[Records]

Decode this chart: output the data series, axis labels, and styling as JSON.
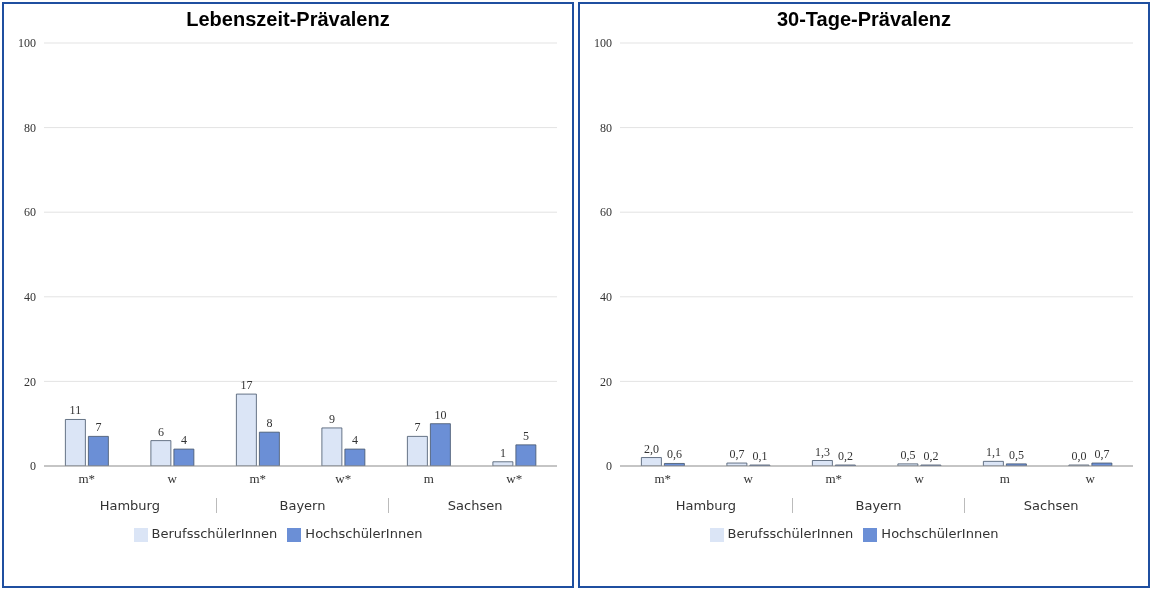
{
  "chart_data": [
    {
      "type": "bar",
      "title": "Lebenszeit-Prävalenz",
      "categories": [
        "m*",
        "w",
        "m*",
        "w*",
        "m",
        "w*"
      ],
      "annotations": [
        "Hamburg",
        "Bayern",
        "Sachsen"
      ],
      "series": [
        {
          "name": "BerufsschülerInnen",
          "color": "#dbe5f6",
          "values": [
            11,
            6,
            17,
            9,
            7,
            1
          ]
        },
        {
          "name": "HochschülerInnen",
          "color": "#6b8fd6",
          "values": [
            7,
            4,
            8,
            4,
            10,
            5
          ]
        }
      ],
      "ylim": [
        0,
        100
      ],
      "yticks": [
        0,
        20,
        40,
        60,
        80,
        100
      ],
      "grid": "y",
      "legend": "bottom",
      "data_labels": true
    },
    {
      "type": "bar",
      "title": "30-Tage-Prävalenz",
      "categories": [
        "m*",
        "w",
        "m*",
        "w",
        "m",
        "w"
      ],
      "annotations": [
        "Hamburg",
        "Bayern",
        "Sachsen"
      ],
      "series": [
        {
          "name": "BerufsschülerInnen",
          "color": "#dbe5f6",
          "values": [
            2.0,
            0.7,
            1.3,
            0.5,
            1.1,
            0.0
          ],
          "value_labels": [
            "2,0",
            "0,7",
            "1,3",
            "0,5",
            "1,1",
            "0,0"
          ]
        },
        {
          "name": "HochschülerInnen",
          "color": "#6b8fd6",
          "values": [
            0.6,
            0.1,
            0.2,
            0.2,
            0.5,
            0.7
          ],
          "value_labels": [
            "0,6",
            "0,1",
            "0,2",
            "0,2",
            "0,5",
            "0,7"
          ]
        }
      ],
      "ylim": [
        0,
        100
      ],
      "yticks": [
        0,
        20,
        40,
        60,
        80,
        100
      ],
      "grid": "y",
      "legend": "bottom"
    }
  ]
}
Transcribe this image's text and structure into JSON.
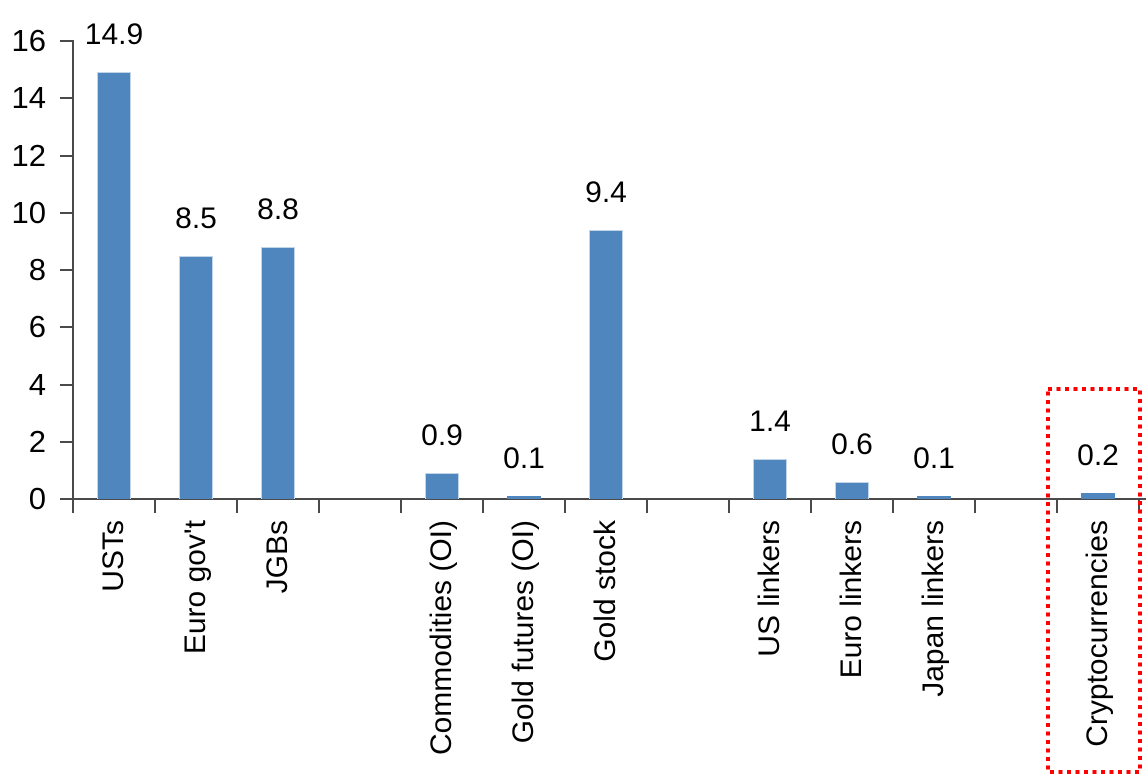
{
  "chart_data": {
    "type": "bar",
    "title": "",
    "xlabel": "",
    "ylabel": "",
    "categories": [
      "USTs",
      "Euro gov't",
      "JGBs",
      "",
      "Commodities (OI)",
      "Gold futures (OI)",
      "Gold stock",
      "",
      "US linkers",
      "Euro linkers",
      "Japan linkers",
      "",
      "Cryptocurrencies"
    ],
    "values": [
      14.9,
      8.5,
      8.8,
      null,
      0.9,
      0.1,
      9.4,
      null,
      1.4,
      0.6,
      0.1,
      null,
      0.2
    ],
    "value_labels": [
      "14.9",
      "8.5",
      "8.8",
      "",
      "0.9",
      "0.1",
      "9.4",
      "",
      "1.4",
      "0.6",
      "0.1",
      "",
      "0.2"
    ],
    "ylim": [
      0,
      16
    ],
    "yticks": [
      0,
      2,
      4,
      6,
      8,
      10,
      12,
      14,
      16
    ],
    "grid": false,
    "legend_position": "none",
    "bar_color": "#4e86bd",
    "bar_border_color": "#c3d5e8",
    "axis_color": "#4a4a4a",
    "text_color": "#000000",
    "highlight": {
      "target_category": "Cryptocurrencies",
      "shape": "dotted-rectangle",
      "color": "#ff0000"
    }
  }
}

GOAL OF THE EXERCISE ▸ Without the pictures, reproduce every line of the records above exactly.

COMPLETE OUTPUT ▸
Decode this chart: output the data series, axis labels, and styling as JSON.
{
  "chart_data": [
    {
      "type": "bar",
      "title": "Lebenszeit-Prävalenz",
      "categories": [
        "m*",
        "w",
        "m*",
        "w*",
        "m",
        "w*"
      ],
      "annotations": [
        "Hamburg",
        "Bayern",
        "Sachsen"
      ],
      "series": [
        {
          "name": "BerufsschülerInnen",
          "color": "#dbe5f6",
          "values": [
            11,
            6,
            17,
            9,
            7,
            1
          ]
        },
        {
          "name": "HochschülerInnen",
          "color": "#6b8fd6",
          "values": [
            7,
            4,
            8,
            4,
            10,
            5
          ]
        }
      ],
      "ylim": [
        0,
        100
      ],
      "yticks": [
        0,
        20,
        40,
        60,
        80,
        100
      ],
      "grid": "y",
      "legend": "bottom",
      "data_labels": true
    },
    {
      "type": "bar",
      "title": "30-Tage-Prävalenz",
      "categories": [
        "m*",
        "w",
        "m*",
        "w",
        "m",
        "w"
      ],
      "annotations": [
        "Hamburg",
        "Bayern",
        "Sachsen"
      ],
      "series": [
        {
          "name": "BerufsschülerInnen",
          "color": "#dbe5f6",
          "values": [
            2.0,
            0.7,
            1.3,
            0.5,
            1.1,
            0.0
          ],
          "value_labels": [
            "2,0",
            "0,7",
            "1,3",
            "0,5",
            "1,1",
            "0,0"
          ]
        },
        {
          "name": "HochschülerInnen",
          "color": "#6b8fd6",
          "values": [
            0.6,
            0.1,
            0.2,
            0.2,
            0.5,
            0.7
          ],
          "value_labels": [
            "0,6",
            "0,1",
            "0,2",
            "0,2",
            "0,5",
            "0,7"
          ]
        }
      ],
      "ylim": [
        0,
        100
      ],
      "yticks": [
        0,
        20,
        40,
        60,
        80,
        100
      ],
      "grid": "y",
      "legend": "bottom"
    }
  ]
}
Transcribe this image's text and structure into JSON.
{
  "chart_data": {
    "type": "bar",
    "title": "",
    "xlabel": "",
    "ylabel": "",
    "categories": [
      "USTs",
      "Euro gov't",
      "JGBs",
      "",
      "Commodities (OI)",
      "Gold futures (OI)",
      "Gold stock",
      "",
      "US linkers",
      "Euro linkers",
      "Japan linkers",
      "",
      "Cryptocurrencies"
    ],
    "values": [
      14.9,
      8.5,
      8.8,
      null,
      0.9,
      0.1,
      9.4,
      null,
      1.4,
      0.6,
      0.1,
      null,
      0.2
    ],
    "value_labels": [
      "14.9",
      "8.5",
      "8.8",
      "",
      "0.9",
      "0.1",
      "9.4",
      "",
      "1.4",
      "0.6",
      "0.1",
      "",
      "0.2"
    ],
    "ylim": [
      0,
      16
    ],
    "yticks": [
      0,
      2,
      4,
      6,
      8,
      10,
      12,
      14,
      16
    ],
    "grid": false,
    "legend_position": "none",
    "bar_color": "#4e86bd",
    "bar_border_color": "#c3d5e8",
    "axis_color": "#4a4a4a",
    "text_color": "#000000",
    "highlight": {
      "target_category": "Cryptocurrencies",
      "shape": "dotted-rectangle",
      "color": "#ff0000"
    }
  }
}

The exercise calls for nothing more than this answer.